**Problem details**
Extract each line where the string "written" shows up.

**Stored items from a collection**
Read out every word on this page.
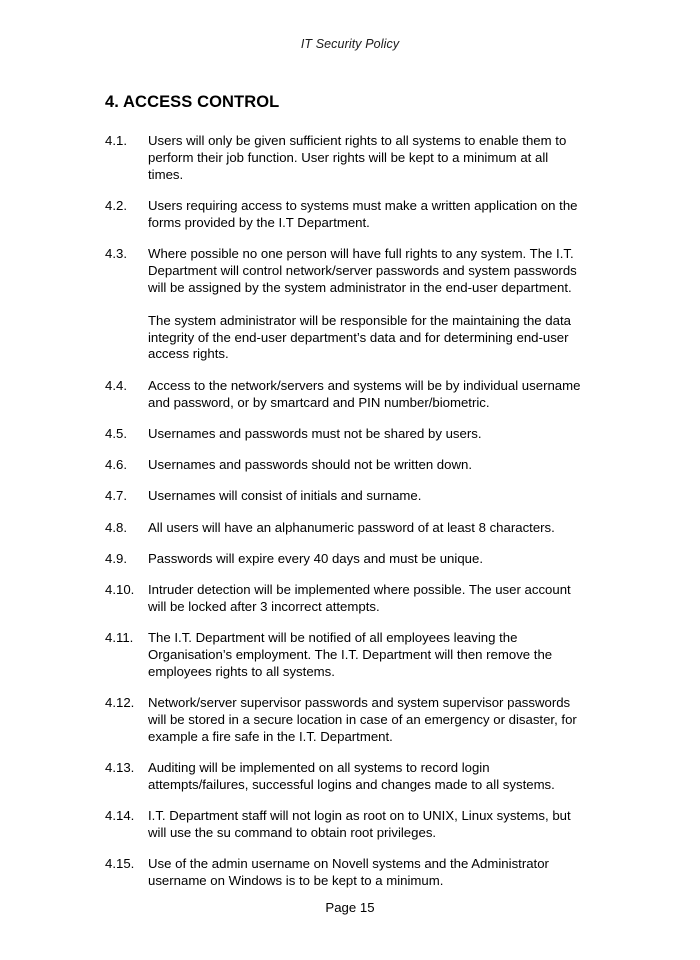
IT Security Policy
4. ACCESS CONTROL
4.1.	Users will only be given sufficient rights to all systems to enable them to perform their job function. User rights will be kept to a minimum at all times.

4.2.	Users requiring access to systems must make a written application on the forms provided by the I.T Department.

4.3.	Where possible no one person will have full rights to any system. The I.T. Department will control network/server passwords and system passwords will be assigned by the system administrator in the end-user department.

The system administrator will be responsible for the maintaining the data integrity of the end-user department’s data and for determining end-user access rights.

4.4.	Access to the network/servers and systems will be by individual username and password, or by smartcard and PIN number/biometric.

4.5.	Usernames and passwords must not be shared by users.

4.6.	Usernames and passwords should not be written down.

4.7.	Usernames will consist of initials and surname.

4.8.	All users will have an alphanumeric password of at least 8 characters.

4.9.	Passwords will expire every 40 days and must be unique.

4.10.	Intruder detection will be implemented where possible. The user account will be locked after 3 incorrect attempts.

4.11.	The I.T. Department will be notified of all employees leaving the Organisation’s employment. The I.T. Department will then remove the employees rights to all systems.

4.12.	Network/server supervisor passwords and system supervisor passwords will be stored in a secure location in case of an emergency or disaster, for example a fire safe in the I.T. Department.

4.13.	Auditing will be implemented on all systems to record login attempts/failures, successful logins and changes made to all systems.

4.14.	I.T. Department staff will not login as root on to UNIX, Linux systems, but will use the su command to obtain root privileges.

4.15.	Use of the admin username on Novell systems and the Administrator username on Windows is to be kept to a minimum.

Page 15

**Answer for this exercise**
4.2.	Users requiring access to systems must make a written application on the forms provided by the I.T Department.
4.6.	Usernames and passwords should not be written down.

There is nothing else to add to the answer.